The records below must be transcribed exactly. Do not include the pictures.

[Dataset excerpt]

□ □ □ □ □ □ □

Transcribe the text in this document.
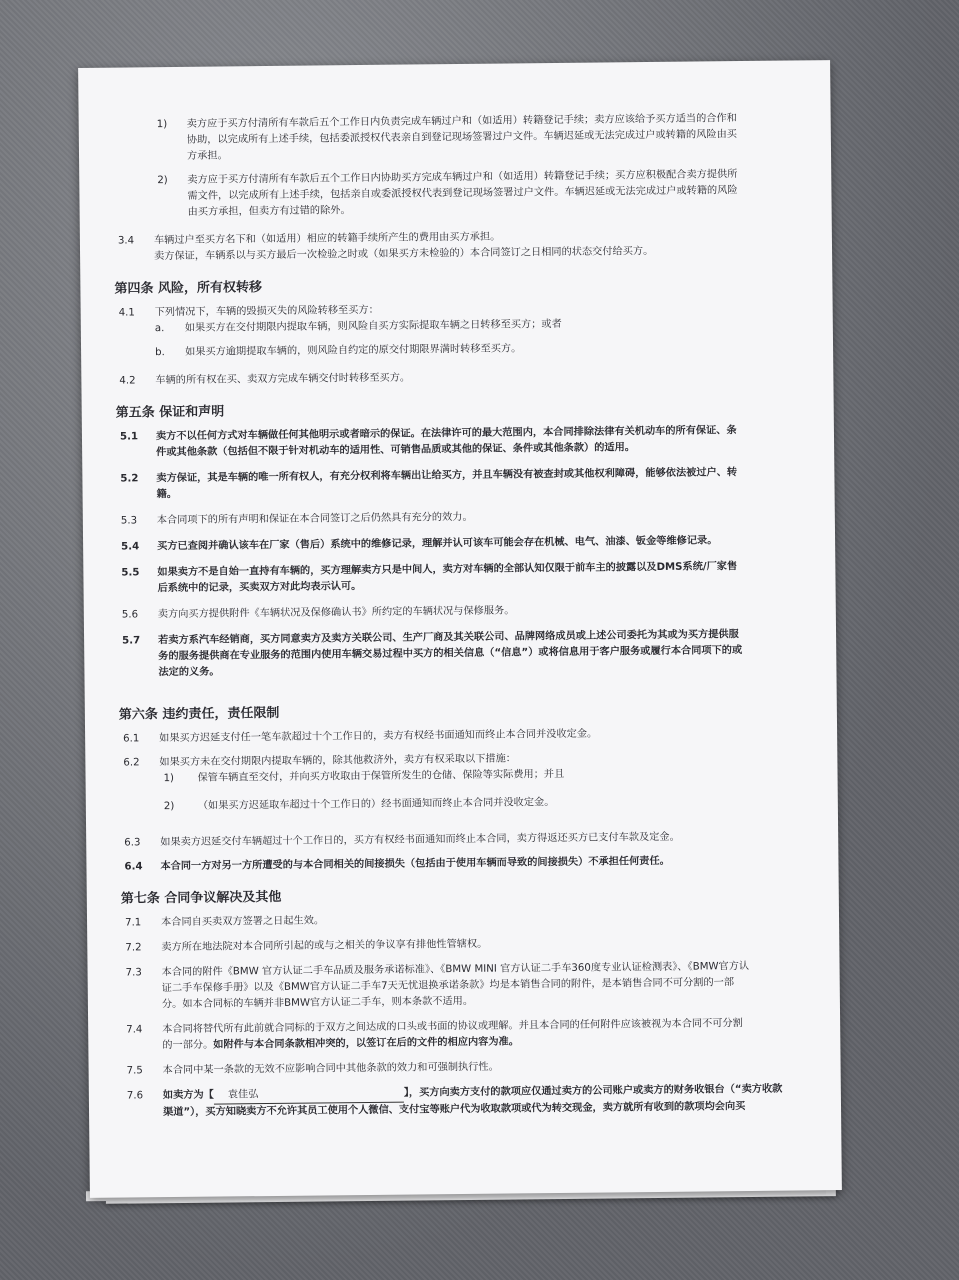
1)	卖方应于买方付清所有车款后五个工作日内负责完成车辆过户和（如适用）转籍登记手续；卖方应该给予买方适当的合作和
协助，以完成所有上述手续，包括委派授权代表亲自到登记现场签署过户文件。车辆迟延或无法完成过户或转籍的风险由买
方承担。
2)	卖方应于买方付清所有车款后五个工作日内协助买方完成车辆过户和（如适用）转籍登记手续；买方应积极配合卖方提供所
需文件，以完成所有上述手续，包括亲自或委派授权代表到登记现场签署过户文件。车辆迟延或无法完成过户或转籍的风险
由买方承担，但卖方有过错的除外。
3.4	车辆过户至买方名下和（如适用）相应的转籍手续所产生的费用由买方承担。
卖方保证，车辆系以与买方最后一次检验之时或（如果买方未检验的）本合同签订之日相同的状态交付给买方。
第四条 风险，所有权转移
4.1	下列情况下，车辆的毁损灭失的风险转移至买方：
a.	如果买方在交付期限内提取车辆，则风险自买方实际提取车辆之日转移至买方；或者
b.	如果买方逾期提取车辆的，则风险自约定的原交付期限界满时转移至买方。
4.2	车辆的所有权在买、卖双方完成车辆交付时转移至买方。
第五条 保证和声明
5.1	卖方不以任何方式对车辆做任何其他明示或者暗示的保证。在法律许可的最大范围内，本合同排除法律有关机动车的所有保证、条
件或其他条款（包括但不限于针对机动车的适用性、可销售品质或其他的保证、条件或其他条款）的适用。
5.2	卖方保证，其是车辆的唯一所有权人，有充分权利将车辆出让给买方，并且车辆没有被查封或其他权利障碍，能够依法被过户、转
籍。
5.3	本合同项下的所有声明和保证在本合同签订之后仍然具有充分的效力。
5.4	买方已查阅并确认该车在厂家（售后）系统中的维修记录，理解并认可该车可能会存在机械、电气、油漆、钣金等维修记录。
5.5	如果卖方不是自始一直持有车辆的，买方理解卖方只是中间人，卖方对车辆的全部认知仅限于前车主的披露以及DMS系统/厂家售
后系统中的记录，买卖双方对此均表示认可。
5.6	卖方向买方提供附件《车辆状况及保修确认书》所约定的车辆状况与保修服务。
5.7	若卖方系汽车经销商，买方同意卖方及卖方关联公司、生产厂商及其关联公司、品牌网络成员或上述公司委托为其或为买方提供服
务的服务提供商在专业服务的范围内使用车辆交易过程中买方的相关信息（“信息”）或将信息用于客户服务或履行本合同项下的或
法定的义务。
第六条 违约责任，责任限制
6.1	如果买方迟延支付任一笔车款超过十个工作日的，卖方有权经书面通知而终止本合同并没收定金。
6.2	如果买方未在交付期限内提取车辆的，除其他救济外，卖方有权采取以下措施：
1)	保管车辆直至交付，并向买方收取由于保管所发生的仓储、保险等实际费用；并且
2)	（如果买方迟延取车超过十个工作日的）经书面通知而终止本合同并没收定金。
6.3	如果卖方迟延交付车辆超过十个工作日的，买方有权经书面通知而终止本合同，卖方得返还买方已支付车款及定金。
6.4	本合同一方对另一方所遭受的与本合同相关的间接损失（包括由于使用车辆而导致的间接损失）不承担任何责任。
第七条 合同争议解决及其他
7.1	本合同自买卖双方签署之日起生效。
7.2	卖方所在地法院对本合同所引起的或与之相关的争议享有排他性管辖权。
7.3	本合同的附件《BMW 官方认证二手车品质及服务承诺标准》、《BMW MINI 官方认证二手车360度专业认证检测表》、《BMW官方认
证二手车保修手册》以及《BMW官方认证二手车7天无忧退换承诺条款》均是本销售合同的附件，是本销售合同不可分割的一部
分。如本合同标的车辆并非BMW官方认证二手车，则本条款不适用。
7.4	本合同将替代所有此前就合同标的于双方之间达成的口头或书面的协议或理解。并且本合同的任何附件应该被视为本合同不可分割
的一部分。如附件与本合同条款相冲突的，以签订在后的文件的相应内容为准。
7.5	本合同中某一条款的无效不应影响合同中其他条款的效力和可强制执行性。
7.6	如卖方为【 袁佳弘	】，买方向卖方支付的款项应仅通过卖方的公司账户或卖方的财务收银台（“卖方收款
渠道”），买方知晓卖方不允许其员工使用个人微信、支付宝等账户代为收取款项或代为转交现金，卖方就所有收到的款项均会向买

□ □ □ □ □ □ □

- _Finished task_:
Transcribe the text in this document.
1)	卖方应于买方付清所有车款后五个工作日内负责完成车辆过户和（如适用）转籍登记手续；卖方应该给予买方适当的合作和
协助，以完成所有上述手续，包括委派授权代表亲自到登记现场签署过户文件。车辆迟延或无法完成过户或转籍的风险由买
方承担。
2)	卖方应于买方付清所有车款后五个工作日内协助买方完成车辆过户和（如适用）转籍登记手续；买方应积极配合卖方提供所
需文件，以完成所有上述手续，包括亲自或委派授权代表到登记现场签署过户文件。车辆迟延或无法完成过户或转籍的风险
由买方承担，但卖方有过错的除外。
3.4	车辆过户至买方名下和（如适用）相应的转籍手续所产生的费用由买方承担。
卖方保证，车辆系以与买方最后一次检验之时或（如果买方未检验的）本合同签订之日相同的状态交付给买方。
第四条 风险，所有权转移
4.1	下列情况下，车辆的毁损灭失的风险转移至买方：
a.	如果买方在交付期限内提取车辆，则风险自买方实际提取车辆之日转移至买方；或者
b.	如果买方逾期提取车辆的，则风险自约定的原交付期限界满时转移至买方。
4.2	车辆的所有权在买、卖双方完成车辆交付时转移至买方。
第五条 保证和声明
5.1	卖方不以任何方式对车辆做任何其他明示或者暗示的保证。在法律许可的最大范围内，本合同排除法律有关机动车的所有保证、条
件或其他条款（包括但不限于针对机动车的适用性、可销售品质或其他的保证、条件或其他条款）的适用。
5.2	卖方保证，其是车辆的唯一所有权人，有充分权利将车辆出让给买方，并且车辆没有被查封或其他权利障碍，能够依法被过户、转
籍。
5.3	本合同项下的所有声明和保证在本合同签订之后仍然具有充分的效力。
5.4	买方已查阅并确认该车在厂家（售后）系统中的维修记录，理解并认可该车可能会存在机械、电气、油漆、钣金等维修记录。
5.5	如果卖方不是自始一直持有车辆的，买方理解卖方只是中间人，卖方对车辆的全部认知仅限于前车主的披露以及DMS系统/厂家售
后系统中的记录，买卖双方对此均表示认可。
5.6	卖方向买方提供附件《车辆状况及保修确认书》所约定的车辆状况与保修服务。
5.7	若卖方系汽车经销商，买方同意卖方及卖方关联公司、生产厂商及其关联公司、品牌网络成员或上述公司委托为其或为买方提供服
务的服务提供商在专业服务的范围内使用车辆交易过程中买方的相关信息（“信息”）或将信息用于客户服务或履行本合同项下的或
法定的义务。
第六条 违约责任，责任限制
6.1	如果买方迟延支付任一笔车款超过十个工作日的，卖方有权经书面通知而终止本合同并没收定金。
6.2	如果买方未在交付期限内提取车辆的，除其他救济外，卖方有权采取以下措施：
1)	保管车辆直至交付，并向买方收取由于保管所发生的仓储、保险等实际费用；并且
2)	（如果买方迟延取车超过十个工作日的）经书面通知而终止本合同并没收定金。
6.3	如果卖方迟延交付车辆超过十个工作日的，买方有权经书面通知而终止本合同，卖方得返还买方已支付车款及定金。
6.4	本合同一方对另一方所遭受的与本合同相关的间接损失（包括由于使用车辆而导致的间接损失）不承担任何责任。
第七条 合同争议解决及其他
7.1	本合同自买卖双方签署之日起生效。
7.2	卖方所在地法院对本合同所引起的或与之相关的争议享有排他性管辖权。
7.3	本合同的附件《BMW 官方认证二手车品质及服务承诺标准》、《BMW MINI 官方认证二手车360度专业认证检测表》、《BMW官方认
证二手车保修手册》以及《BMW官方认证二手车7天无忧退换承诺条款》均是本销售合同的附件，是本销售合同不可分割的一部
分。如本合同标的车辆并非BMW官方认证二手车，则本条款不适用。
7.4	本合同将替代所有此前就合同标的于双方之间达成的口头或书面的协议或理解。并且本合同的任何附件应该被视为本合同不可分割
的一部分。如附件与本合同条款相冲突的，以签订在后的文件的相应内容为准。
7.5	本合同中某一条款的无效不应影响合同中其他条款的效力和可强制执行性。
7.6	如卖方为【 袁佳弘	】，买方向卖方支付的款项应仅通过卖方的公司账户或卖方的财务收银台（“卖方收款
渠道”），买方知晓卖方不允许其员工使用个人微信、支付宝等账户代为收取款项或代为转交现金，卖方就所有收到的款项均会向买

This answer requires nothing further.